**GIVEN RECORDS:**

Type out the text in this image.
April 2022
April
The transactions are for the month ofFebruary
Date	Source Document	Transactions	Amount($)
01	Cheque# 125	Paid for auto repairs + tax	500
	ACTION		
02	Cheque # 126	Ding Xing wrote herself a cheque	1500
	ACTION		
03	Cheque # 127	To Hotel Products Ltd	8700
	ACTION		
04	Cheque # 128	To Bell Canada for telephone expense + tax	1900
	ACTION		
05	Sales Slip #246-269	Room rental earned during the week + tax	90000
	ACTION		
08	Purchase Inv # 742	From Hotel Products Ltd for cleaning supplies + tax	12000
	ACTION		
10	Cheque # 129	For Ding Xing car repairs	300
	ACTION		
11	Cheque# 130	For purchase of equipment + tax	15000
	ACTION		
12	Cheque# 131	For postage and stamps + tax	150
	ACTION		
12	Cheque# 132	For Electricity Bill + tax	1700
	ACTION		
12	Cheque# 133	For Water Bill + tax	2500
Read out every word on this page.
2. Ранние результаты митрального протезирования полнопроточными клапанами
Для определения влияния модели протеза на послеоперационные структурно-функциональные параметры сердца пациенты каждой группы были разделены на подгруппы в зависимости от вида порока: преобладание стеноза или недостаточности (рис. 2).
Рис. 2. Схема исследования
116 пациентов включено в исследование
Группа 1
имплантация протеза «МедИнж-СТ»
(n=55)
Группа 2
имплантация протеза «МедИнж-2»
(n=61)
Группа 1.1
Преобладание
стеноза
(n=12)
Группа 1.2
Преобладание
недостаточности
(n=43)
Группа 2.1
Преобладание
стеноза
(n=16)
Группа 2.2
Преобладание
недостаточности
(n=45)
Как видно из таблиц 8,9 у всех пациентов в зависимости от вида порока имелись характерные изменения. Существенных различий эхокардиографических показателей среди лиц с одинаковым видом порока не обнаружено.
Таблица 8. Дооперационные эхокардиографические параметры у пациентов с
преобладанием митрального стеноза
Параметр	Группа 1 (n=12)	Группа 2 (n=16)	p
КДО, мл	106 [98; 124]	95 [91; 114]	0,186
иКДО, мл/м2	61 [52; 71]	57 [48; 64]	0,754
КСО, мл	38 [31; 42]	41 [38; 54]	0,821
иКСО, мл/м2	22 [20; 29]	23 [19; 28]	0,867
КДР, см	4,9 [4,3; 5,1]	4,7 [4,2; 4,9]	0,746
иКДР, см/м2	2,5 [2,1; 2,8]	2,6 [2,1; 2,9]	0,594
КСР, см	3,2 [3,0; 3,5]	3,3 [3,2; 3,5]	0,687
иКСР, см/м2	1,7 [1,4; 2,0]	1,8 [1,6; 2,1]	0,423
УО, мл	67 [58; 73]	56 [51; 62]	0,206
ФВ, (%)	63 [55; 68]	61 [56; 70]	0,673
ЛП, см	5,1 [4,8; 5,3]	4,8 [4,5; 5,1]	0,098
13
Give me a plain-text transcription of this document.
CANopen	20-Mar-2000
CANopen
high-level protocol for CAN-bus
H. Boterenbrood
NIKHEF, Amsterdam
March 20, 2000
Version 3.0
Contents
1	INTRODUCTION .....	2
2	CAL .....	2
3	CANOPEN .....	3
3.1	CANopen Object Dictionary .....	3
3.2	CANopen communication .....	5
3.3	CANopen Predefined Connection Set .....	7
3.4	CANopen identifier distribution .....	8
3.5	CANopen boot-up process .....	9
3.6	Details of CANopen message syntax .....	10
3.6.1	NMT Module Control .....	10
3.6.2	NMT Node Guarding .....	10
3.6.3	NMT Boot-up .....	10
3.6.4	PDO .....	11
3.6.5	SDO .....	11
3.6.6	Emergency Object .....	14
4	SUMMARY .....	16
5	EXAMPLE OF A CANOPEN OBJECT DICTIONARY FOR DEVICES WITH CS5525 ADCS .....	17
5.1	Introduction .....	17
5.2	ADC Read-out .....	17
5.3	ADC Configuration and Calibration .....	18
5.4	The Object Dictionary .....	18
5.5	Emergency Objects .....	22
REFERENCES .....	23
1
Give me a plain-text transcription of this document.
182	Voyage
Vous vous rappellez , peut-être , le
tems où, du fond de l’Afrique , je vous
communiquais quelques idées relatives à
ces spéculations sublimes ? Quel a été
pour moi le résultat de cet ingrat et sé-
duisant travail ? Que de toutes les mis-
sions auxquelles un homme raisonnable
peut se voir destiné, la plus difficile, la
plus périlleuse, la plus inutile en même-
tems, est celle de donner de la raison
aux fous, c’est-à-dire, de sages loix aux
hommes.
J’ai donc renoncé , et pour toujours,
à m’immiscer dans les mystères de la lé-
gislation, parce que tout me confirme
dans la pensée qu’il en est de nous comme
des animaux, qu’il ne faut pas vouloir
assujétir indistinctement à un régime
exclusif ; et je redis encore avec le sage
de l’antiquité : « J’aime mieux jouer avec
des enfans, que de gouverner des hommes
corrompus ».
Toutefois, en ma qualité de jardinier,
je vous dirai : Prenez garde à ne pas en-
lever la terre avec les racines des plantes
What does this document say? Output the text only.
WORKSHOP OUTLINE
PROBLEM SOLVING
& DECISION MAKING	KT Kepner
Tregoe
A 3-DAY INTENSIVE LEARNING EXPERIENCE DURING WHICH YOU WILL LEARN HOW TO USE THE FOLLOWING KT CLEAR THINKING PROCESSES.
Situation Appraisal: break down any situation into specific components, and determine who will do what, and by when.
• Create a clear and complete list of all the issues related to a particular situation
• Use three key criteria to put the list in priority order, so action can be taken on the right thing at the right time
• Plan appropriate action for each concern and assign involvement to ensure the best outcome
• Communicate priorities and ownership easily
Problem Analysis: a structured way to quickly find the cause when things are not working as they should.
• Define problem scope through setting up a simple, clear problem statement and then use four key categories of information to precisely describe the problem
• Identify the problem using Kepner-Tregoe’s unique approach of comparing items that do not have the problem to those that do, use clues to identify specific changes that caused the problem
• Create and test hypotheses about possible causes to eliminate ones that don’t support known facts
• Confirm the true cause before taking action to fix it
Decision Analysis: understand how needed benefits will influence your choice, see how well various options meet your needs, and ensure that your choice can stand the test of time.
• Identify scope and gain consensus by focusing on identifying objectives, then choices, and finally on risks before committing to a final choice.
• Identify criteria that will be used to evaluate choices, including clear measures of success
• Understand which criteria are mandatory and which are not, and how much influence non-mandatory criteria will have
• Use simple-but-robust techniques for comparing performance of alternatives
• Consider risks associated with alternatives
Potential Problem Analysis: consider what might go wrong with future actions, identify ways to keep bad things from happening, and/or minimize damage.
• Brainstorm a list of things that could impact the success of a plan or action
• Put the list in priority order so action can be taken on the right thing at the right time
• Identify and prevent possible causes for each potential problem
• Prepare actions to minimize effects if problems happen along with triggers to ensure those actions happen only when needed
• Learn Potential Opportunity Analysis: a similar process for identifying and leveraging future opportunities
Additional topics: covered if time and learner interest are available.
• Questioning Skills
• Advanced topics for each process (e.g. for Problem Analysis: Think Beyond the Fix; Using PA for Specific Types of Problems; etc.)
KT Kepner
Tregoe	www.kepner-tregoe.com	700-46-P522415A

**GIVEN EXERCISE:**
Repeat the listing exactly, from its first line to its last.

**WRITTEN SOLUTION:**
Type out the text in this image.
April 2022
April
The transactions are for the month ofFebruary
Date	Source Document	Transactions	Amount($)
01	Cheque# 125	Paid for auto repairs + tax	500
	ACTION		
02	Cheque # 126	Ding Xing wrote herself a cheque	1500
	ACTION		
03	Cheque # 127	To Hotel Products Ltd	8700
	ACTION		
04	Cheque # 128	To Bell Canada for telephone expense + tax	1900
	ACTION		
05	Sales Slip #246-269	Room rental earned during the week + tax	90000
	ACTION		
08	Purchase Inv # 742	From Hotel Products Ltd for cleaning supplies + tax	12000
	ACTION		
10	Cheque # 129	For Ding Xing car repairs	300
	ACTION		
11	Cheque# 130	For purchase of equipment + tax	15000
	ACTION		
12	Cheque# 131	For postage and stamps + tax	150
	ACTION		
12	Cheque# 132	For Electricity Bill + tax	1700
	ACTION		
12	Cheque# 133	For Water Bill + tax	2500
Read out every word on this page.
2. Ранние результаты митрального протезирования полнопроточными клапанами
Для определения влияния модели протеза на послеоперационные структурно-функциональные параметры сердца пациенты каждой группы были разделены на подгруппы в зависимости от вида порока: преобладание стеноза или недостаточности (рис. 2).
Рис. 2. Схема исследования
116 пациентов включено в исследование
Группа 1
имплантация протеза «МедИнж-СТ»
(n=55)
Группа 2
имплантация протеза «МедИнж-2»
(n=61)
Группа 1.1
Преобладание
стеноза
(n=12)
Группа 1.2
Преобладание
недостаточности
(n=43)
Группа 2.1
Преобладание
стеноза
(n=16)
Группа 2.2
Преобладание
недостаточности
(n=45)
Как видно из таблиц 8,9 у всех пациентов в зависимости от вида порока имелись характерные изменения. Существенных различий эхокардиографических показателей среди лиц с одинаковым видом порока не обнаружено.
Таблица 8. Дооперационные эхокардиографические параметры у пациентов с
преобладанием митрального стеноза
Параметр	Группа 1 (n=12)	Группа 2 (n=16)	p
КДО, мл	106 [98; 124]	95 [91; 114]	0,186
иКДО, мл/м2	61 [52; 71]	57 [48; 64]	0,754
КСО, мл	38 [31; 42]	41 [38; 54]	0,821
иКСО, мл/м2	22 [20; 29]	23 [19; 28]	0,867
КДР, см	4,9 [4,3; 5,1]	4,7 [4,2; 4,9]	0,746
иКДР, см/м2	2,5 [2,1; 2,8]	2,6 [2,1; 2,9]	0,594
КСР, см	3,2 [3,0; 3,5]	3,3 [3,2; 3,5]	0,687
иКСР, см/м2	1,7 [1,4; 2,0]	1,8 [1,6; 2,1]	0,423
УО, мл	67 [58; 73]	56 [51; 62]	0,206
ФВ, (%)	63 [55; 68]	61 [56; 70]	0,673
ЛП, см	5,1 [4,8; 5,3]	4,8 [4,5; 5,1]	0,098
13
Give me a plain-text transcription of this document.
CANopen	20-Mar-2000
CANopen
high-level protocol for CAN-bus
H. Boterenbrood
NIKHEF, Amsterdam
March 20, 2000
Version 3.0
Contents
1	INTRODUCTION .....	2
2	CAL .....	2
3	CANOPEN .....	3
3.1	CANopen Object Dictionary .....	3
3.2	CANopen communication .....	5
3.3	CANopen Predefined Connection Set .....	7
3.4	CANopen identifier distribution .....	8
3.5	CANopen boot-up process .....	9
3.6	Details of CANopen message syntax .....	10
3.6.1	NMT Module Control .....	10
3.6.2	NMT Node Guarding .....	10
3.6.3	NMT Boot-up .....	10
3.6.4	PDO .....	11
3.6.5	SDO .....	11
3.6.6	Emergency Object .....	14
4	SUMMARY .....	16
5	EXAMPLE OF A CANOPEN OBJECT DICTIONARY FOR DEVICES WITH CS5525 ADCS .....	17
5.1	Introduction .....	17
5.2	ADC Read-out .....	17
5.3	ADC Configuration and Calibration .....	18
5.4	The Object Dictionary .....	18
5.5	Emergency Objects .....	22
REFERENCES .....	23
1
Give me a plain-text transcription of this document.
182	Voyage
Vous vous rappellez , peut-être , le
tems où, du fond de l’Afrique , je vous
communiquais quelques idées relatives à
ces spéculations sublimes ? Quel a été
pour moi le résultat de cet ingrat et sé-
duisant travail ? Que de toutes les mis-
sions auxquelles un homme raisonnable
peut se voir destiné, la plus difficile, la
plus périlleuse, la plus inutile en même-
tems, est celle de donner de la raison
aux fous, c’est-à-dire, de sages loix aux
hommes.
J’ai donc renoncé , et pour toujours,
à m’immiscer dans les mystères de la lé-
gislation, parce que tout me confirme
dans la pensée qu’il en est de nous comme
des animaux, qu’il ne faut pas vouloir
assujétir indistinctement à un régime
exclusif ; et je redis encore avec le sage
de l’antiquité : « J’aime mieux jouer avec
des enfans, que de gouverner des hommes
corrompus ».
Toutefois, en ma qualité de jardinier,
je vous dirai : Prenez garde à ne pas en-
lever la terre avec les racines des plantes
What does this document say? Output the text only.
WORKSHOP OUTLINE
PROBLEM SOLVING
& DECISION MAKING	KT Kepner
Tregoe
A 3-DAY INTENSIVE LEARNING EXPERIENCE DURING WHICH YOU WILL LEARN HOW TO USE THE FOLLOWING KT CLEAR THINKING PROCESSES.
Situation Appraisal: break down any situation into specific components, and determine who will do what, and by when.
• Create a clear and complete list of all the issues related to a particular situation
• Use three key criteria to put the list in priority order, so action can be taken on the right thing at the right time
• Plan appropriate action for each concern and assign involvement to ensure the best outcome
• Communicate priorities and ownership easily
Problem Analysis: a structured way to quickly find the cause when things are not working as they should.
• Define problem scope through setting up a simple, clear problem statement and then use four key categories of information to precisely describe the problem
• Identify the problem using Kepner-Tregoe’s unique approach of comparing items that do not have the problem to those that do, use clues to identify specific changes that caused the problem
• Create and test hypotheses about possible causes to eliminate ones that don’t support known facts
• Confirm the true cause before taking action to fix it
Decision Analysis: understand how needed benefits will influence your choice, see how well various options meet your needs, and ensure that your choice can stand the test of time.
• Identify scope and gain consensus by focusing on identifying objectives, then choices, and finally on risks before committing to a final choice.
• Identify criteria that will be used to evaluate choices, including clear measures of success
• Understand which criteria are mandatory and which are not, and how much influence non-mandatory criteria will have
• Use simple-but-robust techniques for comparing performance of alternatives
• Consider risks associated with alternatives
Potential Problem Analysis: consider what might go wrong with future actions, identify ways to keep bad things from happening, and/or minimize damage.
• Brainstorm a list of things that could impact the success of a plan or action
• Put the list in priority order so action can be taken on the right thing at the right time
• Identify and prevent possible causes for each potential problem
• Prepare actions to minimize effects if problems happen along with triggers to ensure those actions happen only when needed
• Learn Potential Opportunity Analysis: a similar process for identifying and leveraging future opportunities
Additional topics: covered if time and learner interest are available.
• Questioning Skills
• Advanced topics for each process (e.g. for Problem Analysis: Think Beyond the Fix; Using PA for Specific Types of Problems; etc.)
KT Kepner
Tregoe	www.kepner-tregoe.com	700-46-P522415A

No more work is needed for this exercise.